WHAT YOU WILL DO. Repeat, exactly and completely, the entries shown underneath.

** Start MATERIAL PROVIDED **

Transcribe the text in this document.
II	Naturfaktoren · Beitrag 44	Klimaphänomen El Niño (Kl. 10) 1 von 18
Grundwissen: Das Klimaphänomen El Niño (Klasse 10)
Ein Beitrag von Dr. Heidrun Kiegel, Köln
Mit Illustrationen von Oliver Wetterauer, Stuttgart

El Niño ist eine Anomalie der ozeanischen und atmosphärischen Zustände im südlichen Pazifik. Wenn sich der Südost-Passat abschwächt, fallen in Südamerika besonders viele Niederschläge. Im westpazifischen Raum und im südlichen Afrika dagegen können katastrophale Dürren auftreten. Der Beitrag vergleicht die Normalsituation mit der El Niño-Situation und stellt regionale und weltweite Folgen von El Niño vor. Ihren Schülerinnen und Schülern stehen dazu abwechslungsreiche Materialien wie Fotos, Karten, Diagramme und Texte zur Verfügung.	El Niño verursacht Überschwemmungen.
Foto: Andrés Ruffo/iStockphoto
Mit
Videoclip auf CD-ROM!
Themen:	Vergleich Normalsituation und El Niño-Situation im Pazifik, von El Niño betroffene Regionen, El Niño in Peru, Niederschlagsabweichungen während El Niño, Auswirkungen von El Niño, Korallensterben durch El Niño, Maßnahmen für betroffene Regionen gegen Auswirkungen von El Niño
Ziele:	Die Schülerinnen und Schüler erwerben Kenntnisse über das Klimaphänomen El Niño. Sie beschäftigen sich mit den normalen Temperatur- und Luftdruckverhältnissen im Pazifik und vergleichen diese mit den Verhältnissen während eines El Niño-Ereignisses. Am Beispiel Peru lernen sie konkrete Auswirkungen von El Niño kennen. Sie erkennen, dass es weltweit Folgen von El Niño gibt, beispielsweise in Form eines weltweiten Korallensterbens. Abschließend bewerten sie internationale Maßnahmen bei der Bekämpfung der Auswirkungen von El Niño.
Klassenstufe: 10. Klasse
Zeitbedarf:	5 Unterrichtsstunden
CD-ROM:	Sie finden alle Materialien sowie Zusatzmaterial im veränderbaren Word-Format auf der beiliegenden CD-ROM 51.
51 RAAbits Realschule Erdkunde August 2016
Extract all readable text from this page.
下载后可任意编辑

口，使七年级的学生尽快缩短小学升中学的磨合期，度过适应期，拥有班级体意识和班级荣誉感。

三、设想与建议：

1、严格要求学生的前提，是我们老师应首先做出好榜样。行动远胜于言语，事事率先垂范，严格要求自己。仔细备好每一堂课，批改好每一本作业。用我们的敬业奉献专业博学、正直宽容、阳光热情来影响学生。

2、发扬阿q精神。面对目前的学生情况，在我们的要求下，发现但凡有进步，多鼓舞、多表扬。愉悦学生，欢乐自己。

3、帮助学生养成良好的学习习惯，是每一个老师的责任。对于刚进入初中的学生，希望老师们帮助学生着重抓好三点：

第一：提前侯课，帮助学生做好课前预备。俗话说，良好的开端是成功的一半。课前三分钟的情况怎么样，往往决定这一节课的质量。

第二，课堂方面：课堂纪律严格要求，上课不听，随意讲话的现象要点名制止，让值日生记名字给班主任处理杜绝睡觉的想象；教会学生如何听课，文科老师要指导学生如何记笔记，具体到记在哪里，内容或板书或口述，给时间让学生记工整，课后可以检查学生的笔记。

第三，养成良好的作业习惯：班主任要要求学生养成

** End MATERIAL PROVIDED **

RESPONSE TO THE TASK.
Transcribe the text in this document.
II	Naturfaktoren · Beitrag 44	Klimaphänomen El Niño (Kl. 10) 1 von 18
Grundwissen: Das Klimaphänomen El Niño (Klasse 10)
Ein Beitrag von Dr. Heidrun Kiegel, Köln
Mit Illustrationen von Oliver Wetterauer, Stuttgart

El Niño ist eine Anomalie der ozeanischen und atmosphärischen Zustände im südlichen Pazifik. Wenn sich der Südost-Passat abschwächt, fallen in Südamerika besonders viele Niederschläge. Im westpazifischen Raum und im südlichen Afrika dagegen können katastrophale Dürren auftreten. Der Beitrag vergleicht die Normalsituation mit der El Niño-Situation und stellt regionale und weltweite Folgen von El Niño vor. Ihren Schülerinnen und Schülern stehen dazu abwechslungsreiche Materialien wie Fotos, Karten, Diagramme und Texte zur Verfügung.	El Niño verursacht Überschwemmungen.
Foto: Andrés Ruffo/iStockphoto
Mit
Videoclip auf CD-ROM!
Themen:	Vergleich Normalsituation und El Niño-Situation im Pazifik, von El Niño betroffene Regionen, El Niño in Peru, Niederschlagsabweichungen während El Niño, Auswirkungen von El Niño, Korallensterben durch El Niño, Maßnahmen für betroffene Regionen gegen Auswirkungen von El Niño
Ziele:	Die Schülerinnen und Schüler erwerben Kenntnisse über das Klimaphänomen El Niño. Sie beschäftigen sich mit den normalen Temperatur- und Luftdruckverhältnissen im Pazifik und vergleichen diese mit den Verhältnissen während eines El Niño-Ereignisses. Am Beispiel Peru lernen sie konkrete Auswirkungen von El Niño kennen. Sie erkennen, dass es weltweit Folgen von El Niño gibt, beispielsweise in Form eines weltweiten Korallensterbens. Abschließend bewerten sie internationale Maßnahmen bei der Bekämpfung der Auswirkungen von El Niño.
Klassenstufe: 10. Klasse
Zeitbedarf:	5 Unterrichtsstunden
CD-ROM:	Sie finden alle Materialien sowie Zusatzmaterial im veränderbaren Word-Format auf der beiliegenden CD-ROM 51.
51 RAAbits Realschule Erdkunde August 2016
Extract all readable text from this page.
下载后可任意编辑

口，使七年级的学生尽快缩短小学升中学的磨合期，度过适应期，拥有班级体意识和班级荣誉感。

三、设想与建议：

1、严格要求学生的前提，是我们老师应首先做出好榜样。行动远胜于言语，事事率先垂范，严格要求自己。仔细备好每一堂课，批改好每一本作业。用我们的敬业奉献专业博学、正直宽容、阳光热情来影响学生。

2、发扬阿q精神。面对目前的学生情况，在我们的要求下，发现但凡有进步，多鼓舞、多表扬。愉悦学生，欢乐自己。

3、帮助学生养成良好的学习习惯，是每一个老师的责任。对于刚进入初中的学生，希望老师们帮助学生着重抓好三点：

第一：提前侯课，帮助学生做好课前预备。俗话说，良好的开端是成功的一半。课前三分钟的情况怎么样，往往决定这一节课的质量。

第二，课堂方面：课堂纪律严格要求，上课不听，随意讲话的现象要点名制止，让值日生记名字给班主任处理杜绝睡觉的想象；教会学生如何听课，文科老师要指导学生如何记笔记，具体到记在哪里，内容或板书或口述，给时间让学生记工整，课后可以检查学生的笔记。

第三，养成良好的作业习惯：班主任要要求学生养成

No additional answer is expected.